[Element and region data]

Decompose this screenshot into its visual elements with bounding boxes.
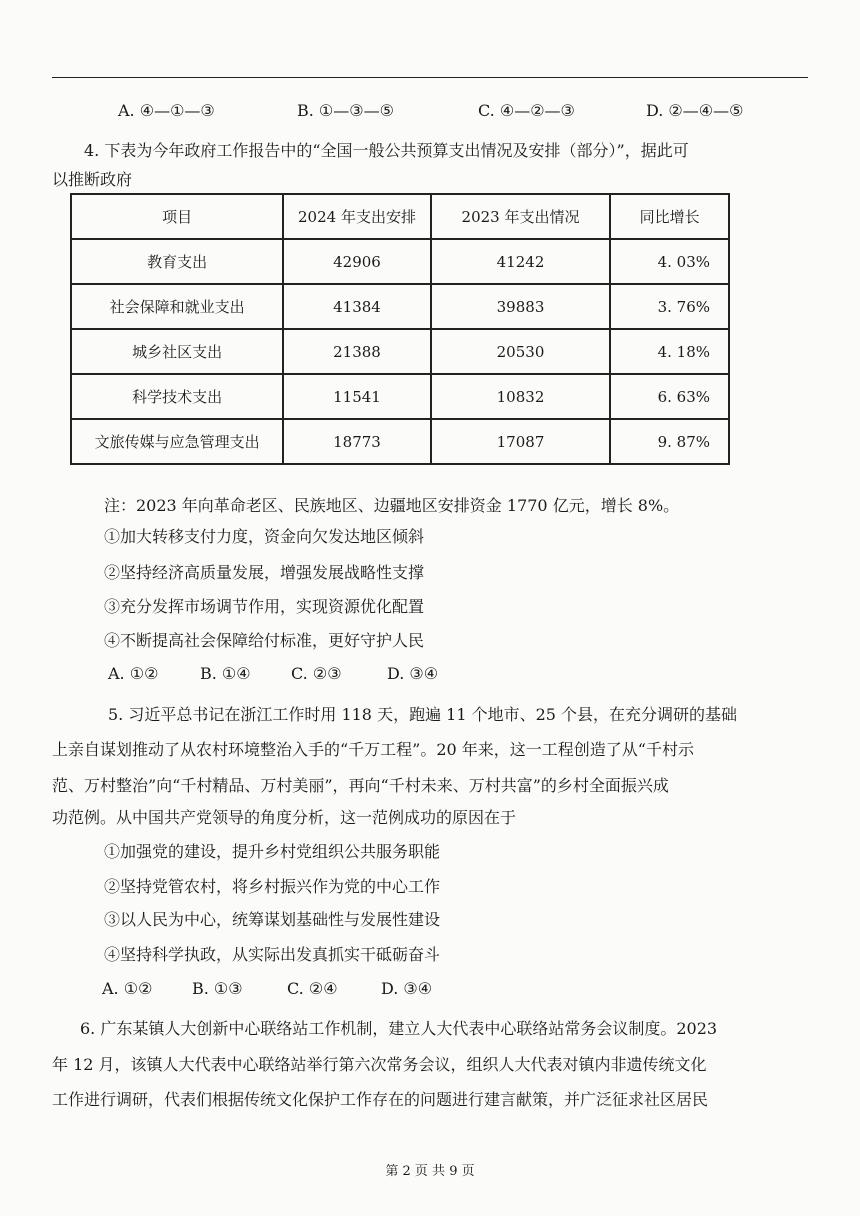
cell-2023: 39883 xyxy=(431,284,610,329)
q6-line-3: 工作进行调研，代表们根据传统文化保护工作存在的问题进行建言献策，并广泛征求社区居民 xyxy=(52,1090,709,1109)
q5-line-4: 功范例。从中国共产党领导的角度分析，这一范例成功的原因在于 xyxy=(52,808,517,827)
q4-option-c: C. ②③ xyxy=(291,664,342,683)
cell-2024: 41384 xyxy=(283,284,431,329)
header-growth: 同比增长 xyxy=(610,194,729,239)
cell-2024: 11541 xyxy=(283,374,431,419)
q5-line-3: 范、万村整治”向“千村精品、万村美丽”，再向“千村未来、万村共富”的乡村全面振兴成 xyxy=(52,776,669,795)
q4-item-2: ②坚持经济高质量发展，增强发展战略性支撑 xyxy=(104,563,425,582)
cell-growth: 6. 63% xyxy=(610,374,729,419)
cell-2024: 18773 xyxy=(283,419,431,464)
table-row xyxy=(71,329,729,374)
q5-option-c: C. ②④ xyxy=(287,979,338,998)
header-2024: 2024 年支出安排 xyxy=(283,194,431,239)
table-row xyxy=(71,239,729,284)
q5-item-1: ①加强党的建设，提升乡村党组织公共服务职能 xyxy=(104,842,441,861)
q5-line-2: 上亲自谋划推动了从农村环境整治入手的“千万工程”。20 年来，这一工程创造了从“千村示 xyxy=(52,740,694,759)
q4-option-b: B. ①④ xyxy=(200,664,251,683)
q6-line-2: 年 12 月，该镇人大代表中心联络站举行第六次常务会议，组织人大代表对镇内非遗传统文化 xyxy=(52,1055,707,1074)
cell-item: 科学技术支出 xyxy=(71,374,283,419)
q4-note: 注：2023 年向革命老区、民族地区、边疆地区安排资金 1770 亿元，增长 8%。 xyxy=(104,496,680,515)
q5-item-2: ②坚持党管农村，将乡村振兴作为党的中心工作 xyxy=(104,877,441,896)
q4-option-a: A. ①② xyxy=(108,664,159,683)
cell-item: 文旅传媒与应急管理支出 xyxy=(71,419,283,464)
cell-item: 城乡社区支出 xyxy=(71,329,283,374)
cell-2023: 41242 xyxy=(431,239,610,284)
budget-table xyxy=(70,193,730,465)
cell-2023: 17087 xyxy=(431,419,610,464)
q3-option-c: C. ④—②—③ xyxy=(478,101,575,120)
header-item: 项目 xyxy=(71,194,283,239)
cell-2023: 20530 xyxy=(431,329,610,374)
q5-line-1: 5. 习近平总书记在浙江工作时用 118 天，跑遍 11 个地市、25 个县，在充分调研的基础 xyxy=(108,705,738,724)
cell-2023: 10832 xyxy=(431,374,610,419)
q4-item-1: ①加大转移支付力度，资金向欠发达地区倾斜 xyxy=(104,527,425,546)
cell-item: 社会保障和就业支出 xyxy=(71,284,283,329)
q5-option-b: B. ①③ xyxy=(192,979,243,998)
q5-item-4: ④坚持科学执政，从实际出发真抓实干砥砺奋斗 xyxy=(104,945,441,964)
cell-growth: 4. 03% xyxy=(610,239,729,284)
cell-item: 教育支出 xyxy=(71,239,283,284)
table-row xyxy=(71,374,729,419)
cell-growth: 9. 87% xyxy=(610,419,729,464)
q3-option-a: A. ④—①—③ xyxy=(118,101,215,120)
header-2023: 2023 年支出情况 xyxy=(431,194,610,239)
q3-option-b: B. ①—③—⑤ xyxy=(297,101,394,120)
table-row xyxy=(71,419,729,464)
cell-growth: 4. 18% xyxy=(610,329,729,374)
q6-line-1: 6. 广东某镇人大创新中心联络站工作机制，建立人大代表中心联络站常务会议制度。2023 xyxy=(80,1019,718,1038)
q3-option-d: D. ②—④—⑤ xyxy=(646,101,744,120)
q5-option-a: A. ①② xyxy=(102,979,153,998)
q4-stem-line2: 以推断政府 xyxy=(52,170,133,189)
page-footer: 第 2 页 共 9 页 xyxy=(385,1164,475,1179)
cell-growth: 3. 76% xyxy=(610,284,729,329)
cell-2024: 42906 xyxy=(283,239,431,284)
q4-item-3: ③充分发挥市场调节作用，实现资源优化配置 xyxy=(104,597,425,616)
cell-2024: 21388 xyxy=(283,329,431,374)
q4-option-d: D. ③④ xyxy=(387,664,439,683)
header-rule xyxy=(52,77,808,78)
table-row xyxy=(71,284,729,329)
table-header-row xyxy=(71,194,729,239)
q4-item-4: ④不断提高社会保障给付标准，更好守护人民 xyxy=(104,631,425,650)
q5-option-d: D. ③④ xyxy=(381,979,433,998)
q5-item-3: ③以人民为中心，统筹谋划基础性与发展性建设 xyxy=(104,910,441,929)
q4-stem-line1: 4. 下表为今年政府工作报告中的“全国一般公共预算支出情况及安排（部分）”，据此可 xyxy=(84,141,689,160)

■ What the task requires
Copy out the listing above word for word and line for line, and leave the picture out of your answer.

■ Answer for this exercise
Decompose this screenshot into its visual elements with bounding boxes.
cell-2023: 39883 xyxy=(431,284,610,329)
q6-line-3: 工作进行调研，代表们根据传统文化保护工作存在的问题进行建言献策，并广泛征求社区居民 xyxy=(52,1090,709,1109)
q5-line-4: 功范例。从中国共产党领导的角度分析，这一范例成功的原因在于 xyxy=(52,808,517,827)
q4-option-c: C. ②③ xyxy=(291,664,342,683)
cell-2024: 41384 xyxy=(283,284,431,329)
header-growth: 同比增长 xyxy=(610,194,729,239)
cell-2024: 11541 xyxy=(283,374,431,419)
q5-line-3: 范、万村整治”向“千村精品、万村美丽”，再向“千村未来、万村共富”的乡村全面振兴成 xyxy=(52,776,669,795)
q4-item-2: ②坚持经济高质量发展，增强发展战略性支撑 xyxy=(104,563,425,582)
cell-growth: 6. 63% xyxy=(610,374,729,419)
cell-2024: 18773 xyxy=(283,419,431,464)
table-row xyxy=(71,329,729,374)
q5-option-c: C. ②④ xyxy=(287,979,338,998)
header-2024: 2024 年支出安排 xyxy=(283,194,431,239)
table-row xyxy=(71,239,729,284)
q5-item-1: ①加强党的建设，提升乡村党组织公共服务职能 xyxy=(104,842,441,861)
q5-line-2: 上亲自谋划推动了从农村环境整治入手的“千万工程”。20 年来，这一工程创造了从“千村示 xyxy=(52,740,694,759)
q4-option-b: B. ①④ xyxy=(200,664,251,683)
q6-line-2: 年 12 月，该镇人大代表中心联络站举行第六次常务会议，组织人大代表对镇内非遗传统文化 xyxy=(52,1055,707,1074)
cell-item: 科学技术支出 xyxy=(71,374,283,419)
q4-note: 注：2023 年向革命老区、民族地区、边疆地区安排资金 1770 亿元，增长 8%。 xyxy=(104,496,680,515)
q5-item-2: ②坚持党管农村，将乡村振兴作为党的中心工作 xyxy=(104,877,441,896)
q4-option-a: A. ①② xyxy=(108,664,159,683)
cell-item: 文旅传媒与应急管理支出 xyxy=(71,419,283,464)
cell-item: 城乡社区支出 xyxy=(71,329,283,374)
cell-2023: 41242 xyxy=(431,239,610,284)
budget-table xyxy=(70,193,730,465)
cell-2023: 17087 xyxy=(431,419,610,464)
q3-option-c: C. ④—②—③ xyxy=(478,101,575,120)
header-item: 项目 xyxy=(71,194,283,239)
cell-2023: 20530 xyxy=(431,329,610,374)
q5-line-1: 5. 习近平总书记在浙江工作时用 118 天，跑遍 11 个地市、25 个县，在充分调研的基础 xyxy=(108,705,738,724)
cell-2023: 10832 xyxy=(431,374,610,419)
q4-item-1: ①加大转移支付力度，资金向欠发达地区倾斜 xyxy=(104,527,425,546)
cell-item: 社会保障和就业支出 xyxy=(71,284,283,329)
q5-option-b: B. ①③ xyxy=(192,979,243,998)
q5-item-4: ④坚持科学执政，从实际出发真抓实干砥砺奋斗 xyxy=(104,945,441,964)
cell-growth: 4. 03% xyxy=(610,239,729,284)
cell-item: 教育支出 xyxy=(71,239,283,284)
table-row xyxy=(71,374,729,419)
cell-growth: 9. 87% xyxy=(610,419,729,464)
q3-option-a: A. ④—①—③ xyxy=(118,101,215,120)
header-2023: 2023 年支出情况 xyxy=(431,194,610,239)
q3-option-b: B. ①—③—⑤ xyxy=(297,101,394,120)
table-row xyxy=(71,419,729,464)
cell-growth: 4. 18% xyxy=(610,329,729,374)
q6-line-1: 6. 广东某镇人大创新中心联络站工作机制，建立人大代表中心联络站常务会议制度。2023 xyxy=(80,1019,718,1038)
q3-option-d: D. ②—④—⑤ xyxy=(646,101,744,120)
q5-option-a: A. ①② xyxy=(102,979,153,998)
q4-stem-line2: 以推断政府 xyxy=(52,170,133,189)
page-footer: 第 2 页 共 9 页 xyxy=(385,1164,475,1179)
cell-growth: 3. 76% xyxy=(610,284,729,329)
cell-2024: 42906 xyxy=(283,239,431,284)
q4-item-3: ③充分发挥市场调节作用，实现资源优化配置 xyxy=(104,597,425,616)
cell-2024: 21388 xyxy=(283,329,431,374)
q4-option-d: D. ③④ xyxy=(387,664,439,683)
header-rule xyxy=(52,77,808,78)
table-row xyxy=(71,284,729,329)
table-header-row xyxy=(71,194,729,239)
q4-item-4: ④不断提高社会保障给付标准，更好守护人民 xyxy=(104,631,425,650)
q5-option-d: D. ③④ xyxy=(381,979,433,998)
q5-item-3: ③以人民为中心，统筹谋划基础性与发展性建设 xyxy=(104,910,441,929)
q4-stem-line1: 4. 下表为今年政府工作报告中的“全国一般公共预算支出情况及安排（部分）”，据此可 xyxy=(84,141,689,160)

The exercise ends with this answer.